Extrait du document –
========================================
Preuve supplémentaire que chaque fraction de degré compte pour limiter les réactions en chaîne. Hélas, nous sommes sur une trajectoire de stabilisation d’environ 3 °C, voire 3,5 °C à la fin du siècle, ce qui fait noter aux experts sur le climat que nous sommes désormais entrés dans un « territoire inconnu ».
Si en Juillet 2021, la France est épargnée par les grosses chaleurs estivales et les records de température qui s’enchaînent chaque année, c’est en raison d’une dépression, l’anomalie négative Z500, qui englobe pile la taille de l’Hexagone, montrant sur les cartes météo que la météo actuelle en France n’est pas du tout représentative de celle vécue à l’échelle de l’Europe.
========================================
Enregistrements fournis –
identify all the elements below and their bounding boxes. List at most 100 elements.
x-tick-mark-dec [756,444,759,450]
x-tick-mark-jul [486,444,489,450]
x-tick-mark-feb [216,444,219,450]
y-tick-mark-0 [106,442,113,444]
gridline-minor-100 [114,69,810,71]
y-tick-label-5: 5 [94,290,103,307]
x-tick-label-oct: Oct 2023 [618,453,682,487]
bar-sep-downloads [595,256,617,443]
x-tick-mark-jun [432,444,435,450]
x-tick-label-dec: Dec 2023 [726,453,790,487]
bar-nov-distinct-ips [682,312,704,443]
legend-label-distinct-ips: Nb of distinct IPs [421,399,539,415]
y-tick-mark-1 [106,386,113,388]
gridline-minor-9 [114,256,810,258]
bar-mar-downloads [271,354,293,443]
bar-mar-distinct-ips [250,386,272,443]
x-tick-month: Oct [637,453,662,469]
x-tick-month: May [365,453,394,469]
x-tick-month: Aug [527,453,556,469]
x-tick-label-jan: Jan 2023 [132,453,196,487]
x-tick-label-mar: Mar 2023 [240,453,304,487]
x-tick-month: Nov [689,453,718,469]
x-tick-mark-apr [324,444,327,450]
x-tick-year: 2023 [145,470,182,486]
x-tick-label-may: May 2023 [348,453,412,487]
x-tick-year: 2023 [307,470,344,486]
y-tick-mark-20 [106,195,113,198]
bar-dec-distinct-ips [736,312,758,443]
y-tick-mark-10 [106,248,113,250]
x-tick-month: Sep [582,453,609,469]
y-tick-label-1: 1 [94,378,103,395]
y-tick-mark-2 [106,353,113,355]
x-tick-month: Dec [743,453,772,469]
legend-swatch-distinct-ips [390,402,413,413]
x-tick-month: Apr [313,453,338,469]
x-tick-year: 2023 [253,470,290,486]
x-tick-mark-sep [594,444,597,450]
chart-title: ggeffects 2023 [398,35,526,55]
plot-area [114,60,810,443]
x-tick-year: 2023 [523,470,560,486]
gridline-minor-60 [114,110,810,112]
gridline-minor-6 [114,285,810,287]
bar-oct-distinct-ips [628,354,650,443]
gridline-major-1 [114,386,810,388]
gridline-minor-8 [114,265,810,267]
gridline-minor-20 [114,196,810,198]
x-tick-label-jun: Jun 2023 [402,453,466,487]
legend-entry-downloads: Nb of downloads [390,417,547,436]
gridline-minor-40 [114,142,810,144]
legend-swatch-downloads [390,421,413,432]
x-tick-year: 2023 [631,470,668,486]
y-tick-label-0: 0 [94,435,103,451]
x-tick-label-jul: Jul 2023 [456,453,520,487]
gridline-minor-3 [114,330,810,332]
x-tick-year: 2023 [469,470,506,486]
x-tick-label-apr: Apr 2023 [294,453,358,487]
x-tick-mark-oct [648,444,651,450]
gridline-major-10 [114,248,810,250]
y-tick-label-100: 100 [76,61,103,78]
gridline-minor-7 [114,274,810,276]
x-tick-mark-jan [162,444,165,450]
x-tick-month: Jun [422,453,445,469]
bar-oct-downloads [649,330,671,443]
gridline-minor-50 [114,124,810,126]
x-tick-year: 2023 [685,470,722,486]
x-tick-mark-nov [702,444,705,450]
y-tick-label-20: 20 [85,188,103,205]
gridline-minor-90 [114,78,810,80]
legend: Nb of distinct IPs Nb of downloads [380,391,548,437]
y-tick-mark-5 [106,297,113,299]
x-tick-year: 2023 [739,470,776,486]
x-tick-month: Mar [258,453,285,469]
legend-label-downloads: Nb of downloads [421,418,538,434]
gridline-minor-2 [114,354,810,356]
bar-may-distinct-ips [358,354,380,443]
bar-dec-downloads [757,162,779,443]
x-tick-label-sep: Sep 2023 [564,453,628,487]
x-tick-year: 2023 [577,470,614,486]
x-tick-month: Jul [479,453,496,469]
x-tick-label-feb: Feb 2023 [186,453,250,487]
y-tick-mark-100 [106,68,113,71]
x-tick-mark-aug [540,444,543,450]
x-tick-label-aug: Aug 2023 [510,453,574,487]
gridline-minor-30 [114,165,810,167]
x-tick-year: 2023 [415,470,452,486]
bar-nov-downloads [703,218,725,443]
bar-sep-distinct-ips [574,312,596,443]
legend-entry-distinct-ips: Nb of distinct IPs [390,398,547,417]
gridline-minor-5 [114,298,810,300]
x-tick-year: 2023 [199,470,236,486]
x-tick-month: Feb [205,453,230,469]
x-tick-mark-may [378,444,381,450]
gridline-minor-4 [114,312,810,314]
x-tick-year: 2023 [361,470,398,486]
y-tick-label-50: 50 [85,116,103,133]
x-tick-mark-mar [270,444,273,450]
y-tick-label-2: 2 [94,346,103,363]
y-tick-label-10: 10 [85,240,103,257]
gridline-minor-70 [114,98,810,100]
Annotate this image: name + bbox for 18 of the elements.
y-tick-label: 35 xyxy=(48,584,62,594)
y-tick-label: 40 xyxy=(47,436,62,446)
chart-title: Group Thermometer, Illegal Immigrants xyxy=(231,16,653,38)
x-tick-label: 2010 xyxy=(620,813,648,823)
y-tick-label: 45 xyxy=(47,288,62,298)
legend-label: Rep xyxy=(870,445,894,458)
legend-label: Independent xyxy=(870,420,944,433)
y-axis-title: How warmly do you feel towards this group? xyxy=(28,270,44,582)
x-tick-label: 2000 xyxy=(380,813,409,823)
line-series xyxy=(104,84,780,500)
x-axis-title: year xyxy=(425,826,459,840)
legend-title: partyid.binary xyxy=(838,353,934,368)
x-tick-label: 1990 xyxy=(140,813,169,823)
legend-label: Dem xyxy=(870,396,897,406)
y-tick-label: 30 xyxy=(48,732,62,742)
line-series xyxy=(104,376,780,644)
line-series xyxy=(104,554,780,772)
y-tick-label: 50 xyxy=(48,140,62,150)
========================================
Ensemble de tâches –
[1] Reproduisez le passage de l'extrait allant de « Preuve supplémentaire que » jusqu'à « l’échelle de l’Europe. ».
[2] Selon l'extrait, pourquoi la France a-t-elle été épargnée par les grosses chaleurs estivales en juillet 2021 ? Répondez en une à trois phrases.
Les enregistrements n'ont aucun lien avec l'extrait.

Réponses rédigées –
[1]
Preuve supplémentaire que chaque fraction de degré compte pour limiter les réactions en chaîne. Hélas, nous sommes sur une trajectoire de stabilisation d’environ 3 °C, voire 3,5 °C à la fin du siècle, ce qui fait noter aux experts sur le climat que nous sommes désormais entrés dans un « territoire inconnu ».
Si en Juillet 2021, la France est épargnée par les grosses chaleurs estivales et les records de température qui s’enchaînent chaque année, c’est en raison d’une dépression, l’anomalie négative Z500, qui englobe pile la taille de l’Hexagone, montrant sur les cartes météo que la météo actuelle en France n’est pas du tout représentative de celle vécue à l’échelle de l’Europe.

[2] La France a été épargnée en raison d'une dépression, l'anomalie négative Z500, dont l'étendue correspond précisément à la taille de l'Hexagone. Les cartes météo montrent ainsi que la météo actuelle en France n'est pas du tout représentative de celle vécue à l'échelle de l'Europe.